**Exercise task:** Keep only the lines where "Skarven" appears.

**Task material:**
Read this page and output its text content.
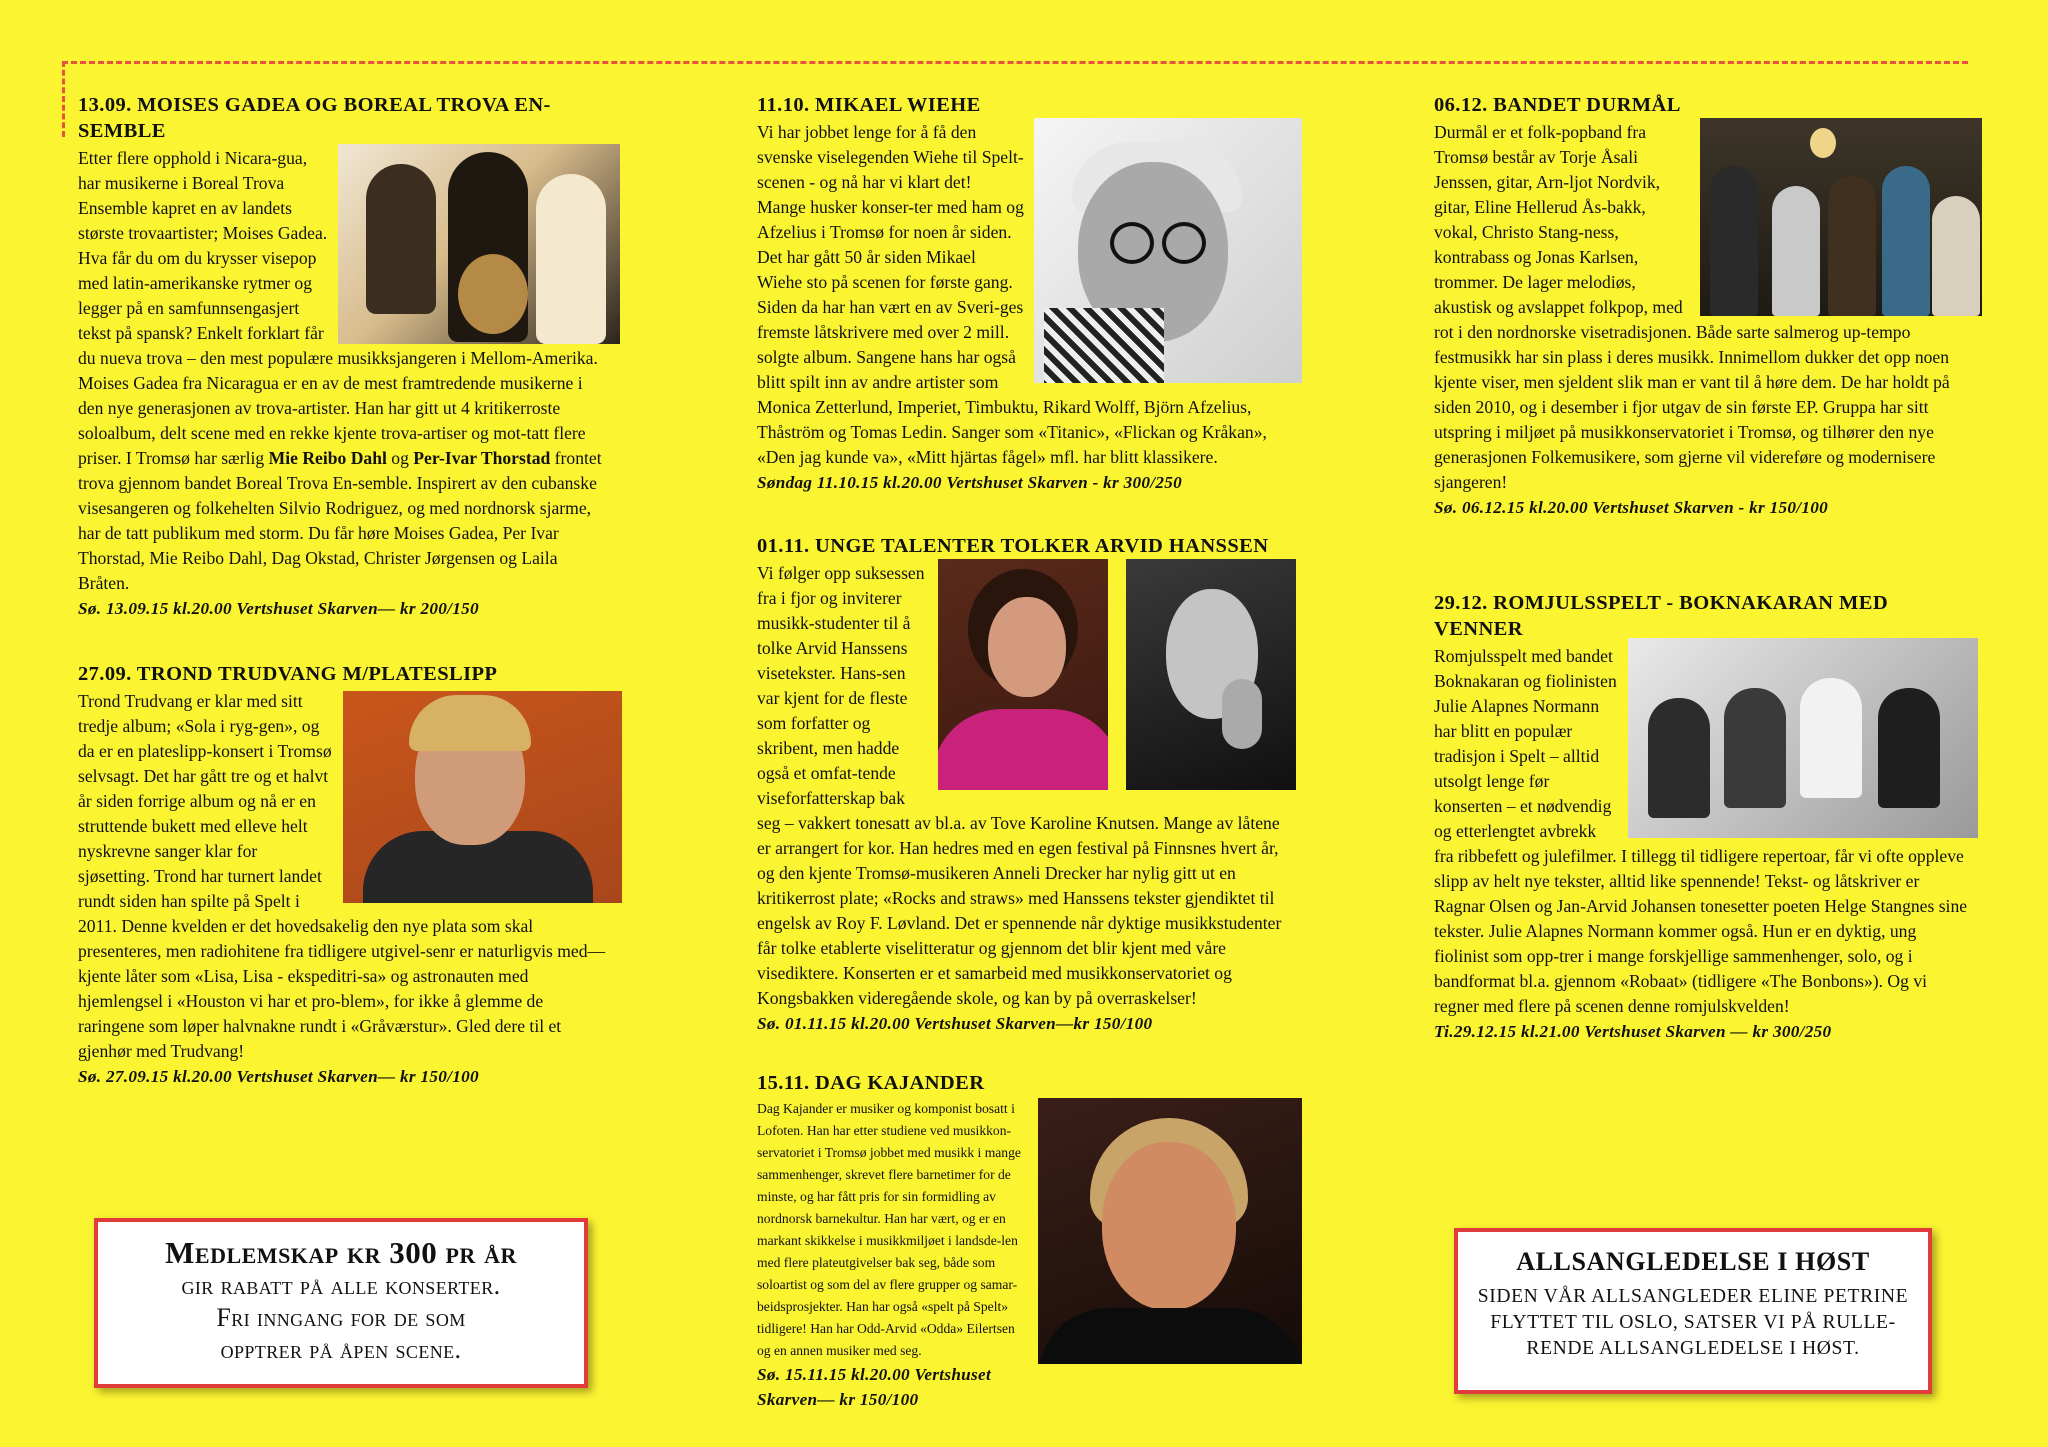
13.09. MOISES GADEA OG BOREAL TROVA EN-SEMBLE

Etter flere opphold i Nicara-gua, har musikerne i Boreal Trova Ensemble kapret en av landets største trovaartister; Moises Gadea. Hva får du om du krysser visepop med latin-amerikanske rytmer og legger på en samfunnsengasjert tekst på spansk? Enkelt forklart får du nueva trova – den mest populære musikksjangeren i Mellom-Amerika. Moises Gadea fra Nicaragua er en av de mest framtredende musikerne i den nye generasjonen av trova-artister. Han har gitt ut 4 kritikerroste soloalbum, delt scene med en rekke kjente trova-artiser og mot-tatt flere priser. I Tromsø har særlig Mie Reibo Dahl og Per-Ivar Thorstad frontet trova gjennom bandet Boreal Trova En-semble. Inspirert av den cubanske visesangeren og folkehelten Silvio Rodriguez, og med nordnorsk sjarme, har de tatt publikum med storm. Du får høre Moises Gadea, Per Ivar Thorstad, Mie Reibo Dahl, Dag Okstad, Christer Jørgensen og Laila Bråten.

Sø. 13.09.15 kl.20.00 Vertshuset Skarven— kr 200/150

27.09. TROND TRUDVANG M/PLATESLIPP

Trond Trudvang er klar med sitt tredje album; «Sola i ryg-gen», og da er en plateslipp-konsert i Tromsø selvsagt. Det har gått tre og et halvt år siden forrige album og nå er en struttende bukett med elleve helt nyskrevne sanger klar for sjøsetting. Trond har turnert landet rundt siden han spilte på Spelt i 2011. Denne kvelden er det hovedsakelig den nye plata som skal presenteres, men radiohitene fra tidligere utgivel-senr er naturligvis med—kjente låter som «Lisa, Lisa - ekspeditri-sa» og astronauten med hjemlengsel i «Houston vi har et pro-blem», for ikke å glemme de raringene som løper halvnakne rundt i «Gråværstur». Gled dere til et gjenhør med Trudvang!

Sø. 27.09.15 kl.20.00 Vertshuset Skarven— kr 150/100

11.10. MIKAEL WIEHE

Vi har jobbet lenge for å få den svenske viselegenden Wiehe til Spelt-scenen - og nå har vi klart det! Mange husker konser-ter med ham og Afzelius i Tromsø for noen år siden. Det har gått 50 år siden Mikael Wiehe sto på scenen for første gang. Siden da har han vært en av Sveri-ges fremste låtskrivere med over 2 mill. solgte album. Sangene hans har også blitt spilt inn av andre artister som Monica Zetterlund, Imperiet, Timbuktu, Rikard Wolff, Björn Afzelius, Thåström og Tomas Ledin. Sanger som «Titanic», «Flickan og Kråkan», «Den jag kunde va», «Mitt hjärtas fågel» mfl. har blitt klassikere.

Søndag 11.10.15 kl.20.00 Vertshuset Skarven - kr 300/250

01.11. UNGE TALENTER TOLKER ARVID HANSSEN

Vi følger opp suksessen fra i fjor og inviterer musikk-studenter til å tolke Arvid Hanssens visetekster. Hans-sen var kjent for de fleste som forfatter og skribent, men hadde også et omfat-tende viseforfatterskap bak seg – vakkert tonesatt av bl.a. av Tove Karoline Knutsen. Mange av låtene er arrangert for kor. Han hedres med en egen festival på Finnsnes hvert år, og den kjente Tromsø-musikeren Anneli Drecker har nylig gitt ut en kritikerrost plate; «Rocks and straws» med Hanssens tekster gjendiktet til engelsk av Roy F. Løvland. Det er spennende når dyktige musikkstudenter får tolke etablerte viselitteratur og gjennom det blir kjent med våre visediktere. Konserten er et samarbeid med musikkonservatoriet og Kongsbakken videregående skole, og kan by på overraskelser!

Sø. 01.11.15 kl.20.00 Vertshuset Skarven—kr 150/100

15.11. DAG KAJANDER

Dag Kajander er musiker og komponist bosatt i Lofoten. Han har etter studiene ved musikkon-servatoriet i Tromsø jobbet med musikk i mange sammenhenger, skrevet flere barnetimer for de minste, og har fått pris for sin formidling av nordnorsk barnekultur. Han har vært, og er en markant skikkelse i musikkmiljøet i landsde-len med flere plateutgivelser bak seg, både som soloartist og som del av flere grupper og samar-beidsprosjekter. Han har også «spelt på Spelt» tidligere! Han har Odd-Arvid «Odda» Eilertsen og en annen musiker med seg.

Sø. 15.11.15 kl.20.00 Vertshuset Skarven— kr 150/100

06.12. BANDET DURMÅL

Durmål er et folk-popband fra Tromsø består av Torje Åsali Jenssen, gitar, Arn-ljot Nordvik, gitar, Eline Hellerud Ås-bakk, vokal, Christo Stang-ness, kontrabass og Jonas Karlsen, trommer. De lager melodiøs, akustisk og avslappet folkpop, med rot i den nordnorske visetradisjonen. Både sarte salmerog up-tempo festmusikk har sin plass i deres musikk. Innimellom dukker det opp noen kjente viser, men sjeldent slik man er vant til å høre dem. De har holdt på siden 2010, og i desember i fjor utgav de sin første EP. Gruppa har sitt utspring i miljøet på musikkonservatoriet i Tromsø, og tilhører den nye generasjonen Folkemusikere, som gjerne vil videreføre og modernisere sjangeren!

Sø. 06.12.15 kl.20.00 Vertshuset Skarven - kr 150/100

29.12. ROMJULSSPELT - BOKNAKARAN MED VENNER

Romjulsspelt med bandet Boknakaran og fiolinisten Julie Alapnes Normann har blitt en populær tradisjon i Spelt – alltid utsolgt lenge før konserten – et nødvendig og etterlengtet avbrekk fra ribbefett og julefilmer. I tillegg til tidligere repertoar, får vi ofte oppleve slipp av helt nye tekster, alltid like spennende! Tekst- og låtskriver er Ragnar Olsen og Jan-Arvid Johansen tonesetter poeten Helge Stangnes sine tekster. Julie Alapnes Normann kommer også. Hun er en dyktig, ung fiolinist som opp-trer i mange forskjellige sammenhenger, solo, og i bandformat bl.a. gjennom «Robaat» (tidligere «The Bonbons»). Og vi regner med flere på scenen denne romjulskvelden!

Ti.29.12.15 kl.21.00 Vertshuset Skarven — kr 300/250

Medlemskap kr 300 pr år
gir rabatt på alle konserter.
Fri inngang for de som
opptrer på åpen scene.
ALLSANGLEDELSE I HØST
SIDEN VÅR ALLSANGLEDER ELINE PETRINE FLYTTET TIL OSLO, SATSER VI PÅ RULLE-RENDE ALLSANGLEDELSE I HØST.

...

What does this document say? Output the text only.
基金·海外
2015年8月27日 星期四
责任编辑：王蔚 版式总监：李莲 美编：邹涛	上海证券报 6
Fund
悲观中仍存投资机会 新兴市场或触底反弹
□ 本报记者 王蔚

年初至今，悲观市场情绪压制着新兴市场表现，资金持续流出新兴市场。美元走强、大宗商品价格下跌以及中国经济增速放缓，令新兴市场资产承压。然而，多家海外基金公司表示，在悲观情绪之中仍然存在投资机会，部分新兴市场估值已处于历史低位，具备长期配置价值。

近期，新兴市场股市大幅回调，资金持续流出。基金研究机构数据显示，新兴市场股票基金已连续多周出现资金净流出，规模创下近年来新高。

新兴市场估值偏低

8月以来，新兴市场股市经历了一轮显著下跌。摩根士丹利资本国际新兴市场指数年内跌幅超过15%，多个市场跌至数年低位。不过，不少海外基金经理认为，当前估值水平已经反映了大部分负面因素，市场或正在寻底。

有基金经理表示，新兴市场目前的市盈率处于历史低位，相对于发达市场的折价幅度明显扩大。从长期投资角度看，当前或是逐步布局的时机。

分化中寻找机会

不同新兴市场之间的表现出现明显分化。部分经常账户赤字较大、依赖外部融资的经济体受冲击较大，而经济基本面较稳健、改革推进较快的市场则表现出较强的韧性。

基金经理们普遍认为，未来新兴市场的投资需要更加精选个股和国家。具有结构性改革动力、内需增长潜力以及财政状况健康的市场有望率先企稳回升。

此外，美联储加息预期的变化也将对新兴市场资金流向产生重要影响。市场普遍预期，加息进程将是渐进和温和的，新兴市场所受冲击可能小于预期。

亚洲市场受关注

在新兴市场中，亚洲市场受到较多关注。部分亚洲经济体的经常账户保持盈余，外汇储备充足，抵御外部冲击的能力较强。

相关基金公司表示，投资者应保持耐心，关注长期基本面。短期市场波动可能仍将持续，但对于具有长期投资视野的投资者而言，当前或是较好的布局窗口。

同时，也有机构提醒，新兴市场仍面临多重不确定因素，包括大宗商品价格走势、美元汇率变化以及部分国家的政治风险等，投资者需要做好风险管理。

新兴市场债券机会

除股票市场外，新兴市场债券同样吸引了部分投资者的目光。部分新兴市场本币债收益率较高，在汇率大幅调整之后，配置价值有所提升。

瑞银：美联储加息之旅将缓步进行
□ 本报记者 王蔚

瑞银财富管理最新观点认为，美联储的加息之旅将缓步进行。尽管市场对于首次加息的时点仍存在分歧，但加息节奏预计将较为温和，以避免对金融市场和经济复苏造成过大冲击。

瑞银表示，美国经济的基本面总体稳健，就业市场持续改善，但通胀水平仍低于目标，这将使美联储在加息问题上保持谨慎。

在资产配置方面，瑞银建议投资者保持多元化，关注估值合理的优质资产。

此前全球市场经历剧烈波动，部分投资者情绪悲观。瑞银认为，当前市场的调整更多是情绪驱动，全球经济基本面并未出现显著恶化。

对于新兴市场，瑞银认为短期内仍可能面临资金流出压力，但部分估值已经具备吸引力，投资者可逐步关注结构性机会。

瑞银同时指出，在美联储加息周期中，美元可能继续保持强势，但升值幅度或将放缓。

...

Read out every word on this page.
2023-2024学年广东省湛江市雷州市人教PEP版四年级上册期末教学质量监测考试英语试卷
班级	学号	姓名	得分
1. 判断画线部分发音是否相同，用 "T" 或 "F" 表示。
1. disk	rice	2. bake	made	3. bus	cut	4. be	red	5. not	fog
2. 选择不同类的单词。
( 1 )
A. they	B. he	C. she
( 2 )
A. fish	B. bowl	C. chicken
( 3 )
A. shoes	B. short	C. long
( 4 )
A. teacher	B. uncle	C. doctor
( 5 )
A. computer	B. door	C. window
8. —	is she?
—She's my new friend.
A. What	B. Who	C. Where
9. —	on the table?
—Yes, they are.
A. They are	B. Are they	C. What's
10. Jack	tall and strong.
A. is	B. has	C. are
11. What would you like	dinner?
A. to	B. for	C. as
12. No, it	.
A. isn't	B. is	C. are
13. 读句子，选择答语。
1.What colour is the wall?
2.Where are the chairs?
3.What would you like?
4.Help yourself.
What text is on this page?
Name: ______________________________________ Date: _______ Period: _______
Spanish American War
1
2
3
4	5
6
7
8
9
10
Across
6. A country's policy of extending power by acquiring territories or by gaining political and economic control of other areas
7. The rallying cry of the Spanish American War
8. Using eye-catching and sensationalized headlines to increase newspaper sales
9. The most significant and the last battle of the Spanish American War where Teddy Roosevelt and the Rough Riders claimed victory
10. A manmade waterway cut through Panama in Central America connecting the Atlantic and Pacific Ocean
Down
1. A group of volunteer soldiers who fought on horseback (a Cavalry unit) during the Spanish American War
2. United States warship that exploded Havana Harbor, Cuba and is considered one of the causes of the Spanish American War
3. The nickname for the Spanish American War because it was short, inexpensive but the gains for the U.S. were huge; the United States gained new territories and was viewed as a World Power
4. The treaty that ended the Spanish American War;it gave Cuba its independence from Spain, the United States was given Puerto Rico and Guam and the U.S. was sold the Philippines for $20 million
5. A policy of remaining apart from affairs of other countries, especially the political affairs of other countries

**Answer below:**
Sø. 13.09.15 kl.20.00 Vertshuset Skarven— kr 200/150
Sø. 27.09.15 kl.20.00 Vertshuset Skarven— kr 150/100
Søndag 11.10.15 kl.20.00 Vertshuset Skarven - kr 300/250
Sø. 01.11.15 kl.20.00 Vertshuset Skarven—kr 150/100
Sø. 15.11.15 kl.20.00 Vertshuset Skarven— kr 150/100
Sø. 06.12.15 kl.20.00 Vertshuset Skarven - kr 150/100
Ti.29.12.15 kl.21.00 Vertshuset Skarven — kr 300/250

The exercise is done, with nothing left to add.